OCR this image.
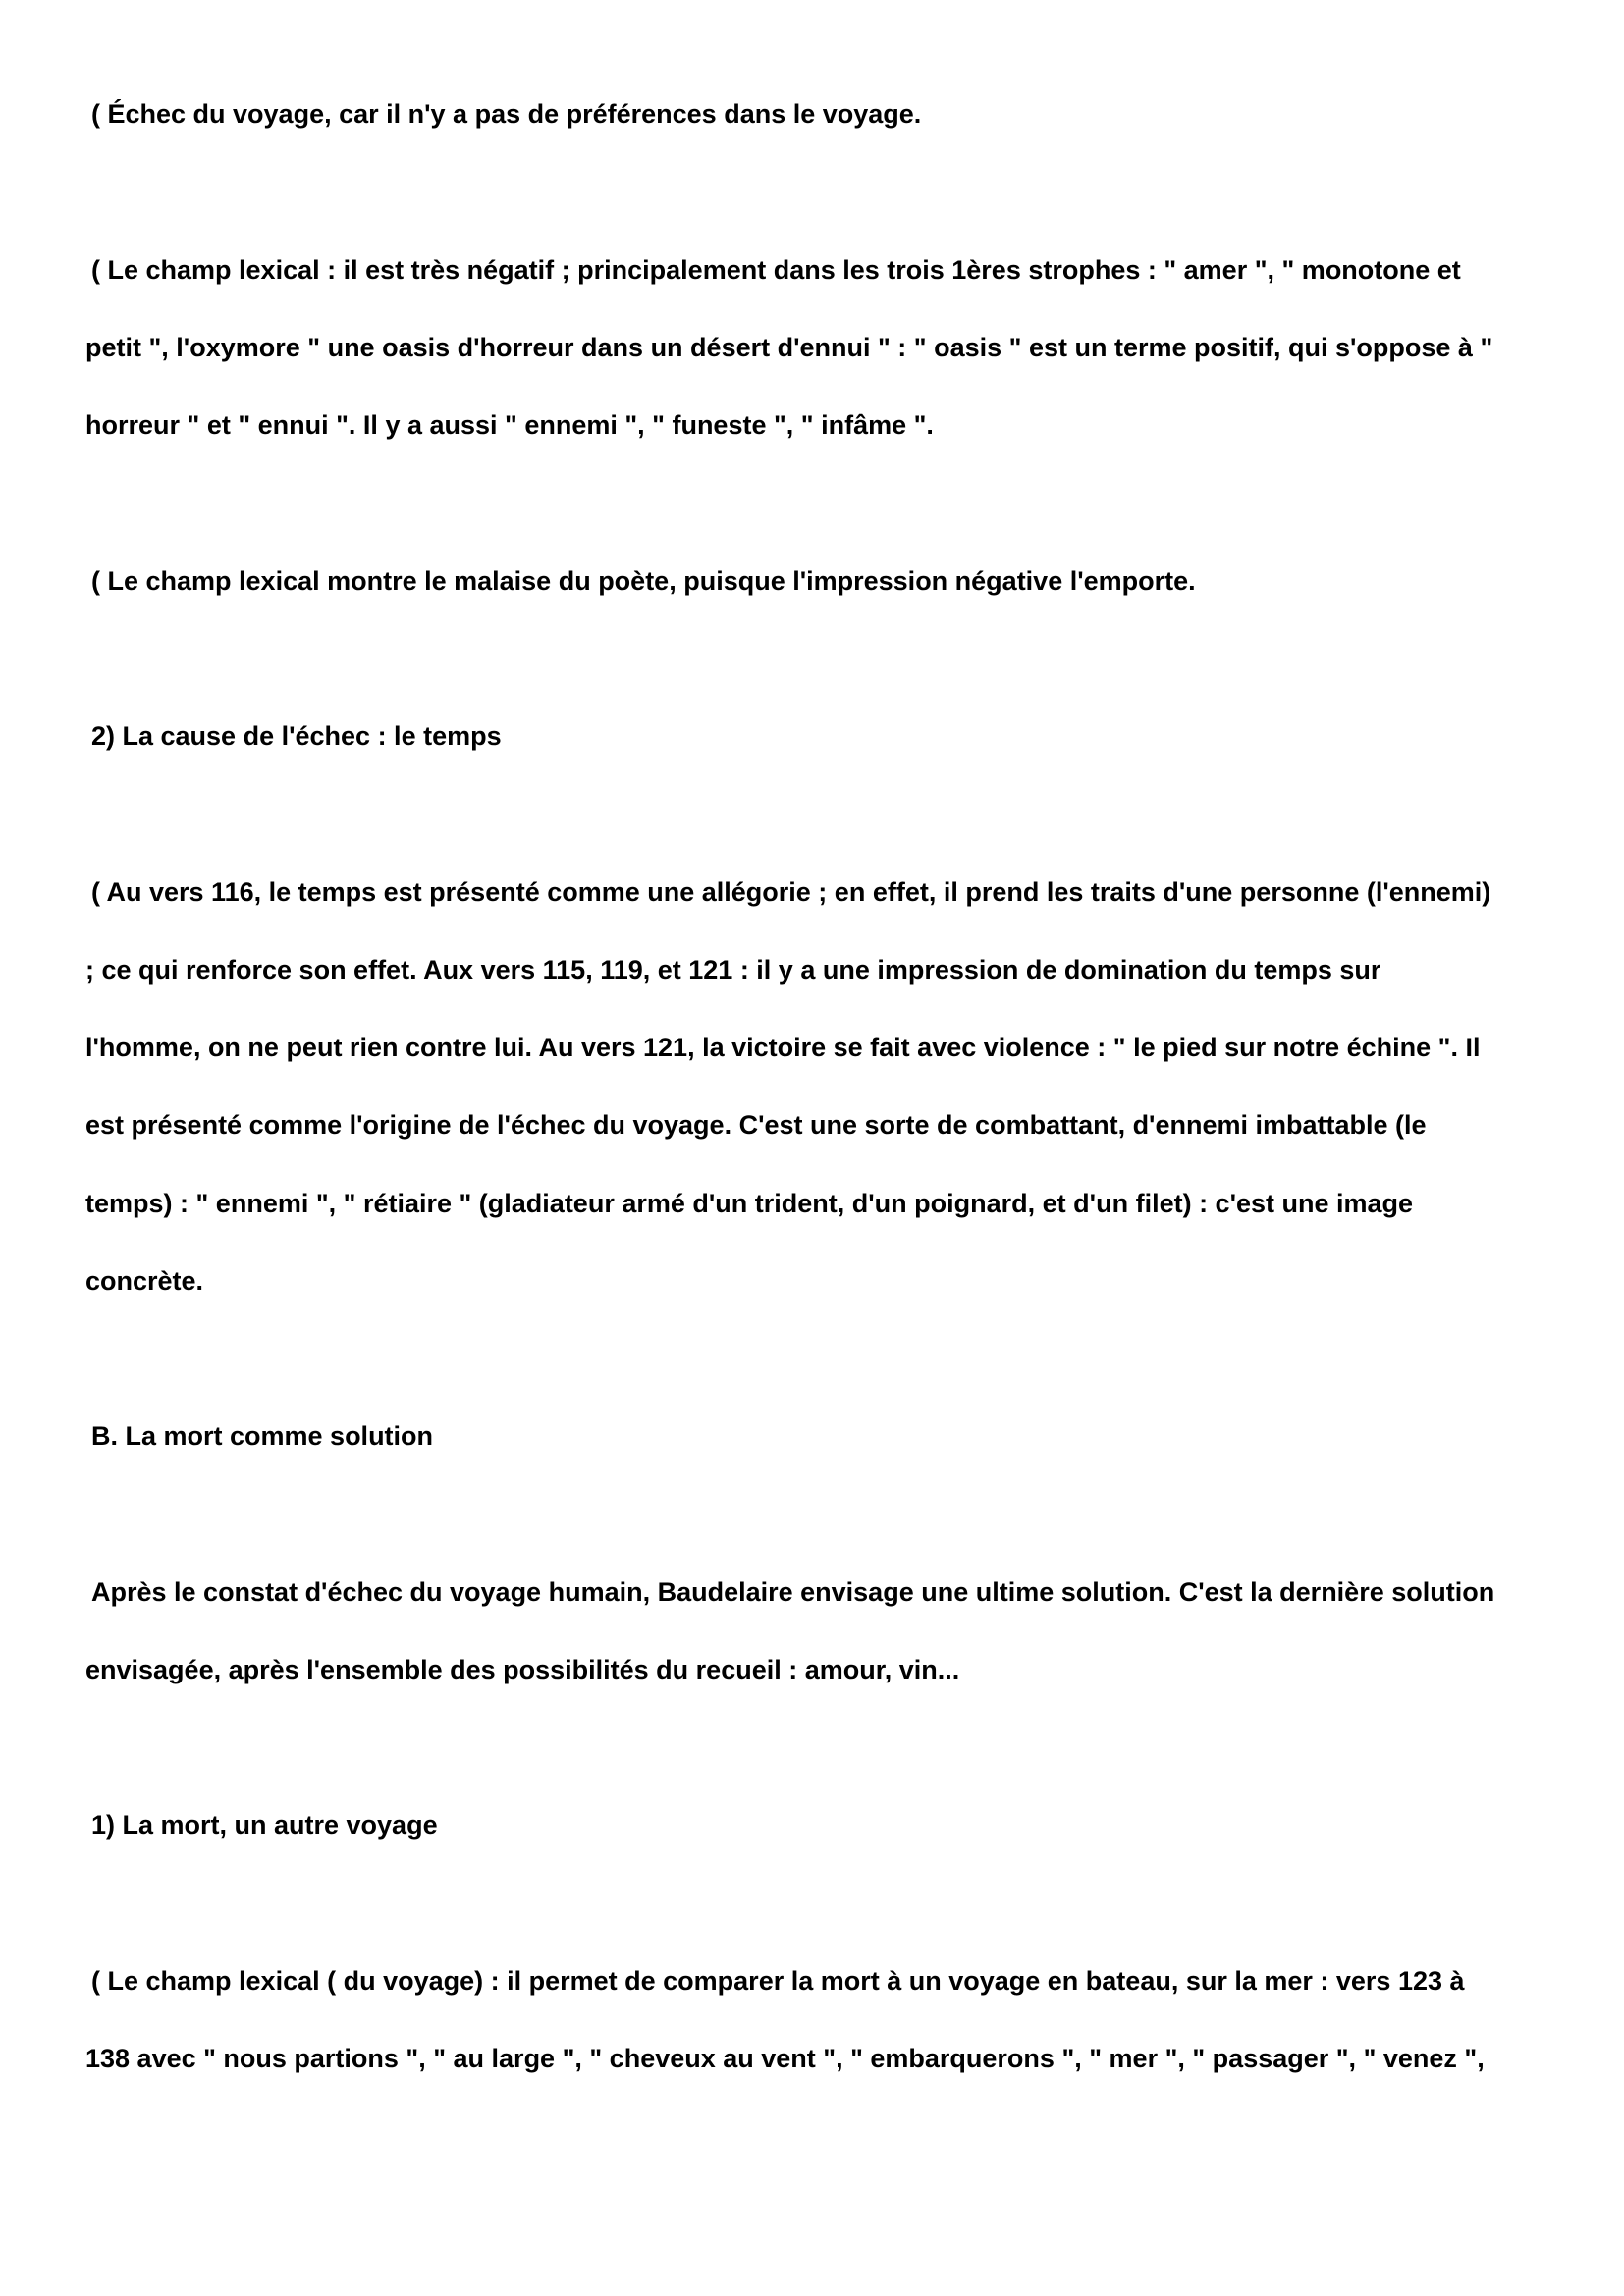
( Échec du voyage, car il n'y a pas de préférences dans le voyage.
( Le champ lexical : il est très négatif ; principalement dans les trois 1ères strophes : " amer ", " monotone et
petit ", l'oxymore " une oasis d'horreur dans un désert d'ennui " : " oasis " est un terme positif, qui s'oppose à "
horreur " et " ennui ". Il y a aussi " ennemi ", " funeste ", " infâme ".
( Le champ lexical montre le malaise du poète, puisque l'impression négative l'emporte.
2) La cause de l'échec : le temps
( Au vers 116, le temps est présenté comme une allégorie ; en effet, il prend les traits d'une personne (l'ennemi)
; ce qui renforce son effet. Aux vers 115, 119, et 121 : il y a une impression de domination du temps sur
l'homme, on ne peut rien contre lui. Au vers 121, la victoire se fait avec violence : " le pied sur notre échine ". Il
est présenté comme l'origine de l'échec du voyage. C'est une sorte de combattant, d'ennemi imbattable (le
temps) : " ennemi ", " rétiaire " (gladiateur armé d'un trident, d'un poignard, et d'un filet) : c'est une image
concrète.
B. La mort comme solution
Après le constat d'échec du voyage humain, Baudelaire envisage une ultime solution. C'est la dernière solution
envisagée, après l'ensemble des possibilités du recueil : amour, vin...
1) La mort, un autre voyage
( Le champ lexical ( du voyage) : il permet de comparer la mort à un voyage en bateau, sur la mer : vers 123 à
138 avec " nous partions ", " au large ", " cheveux au vent ", " embarquerons ", " mer ", " passager ", " venez ",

What you need to do
Identify and list each line with the word "mort".

Response
B. La mort comme solution
1) La mort, un autre voyage
( Le champ lexical ( du voyage) : il permet de comparer la mort à un voyage en bateau, sur la mer : vers 123 à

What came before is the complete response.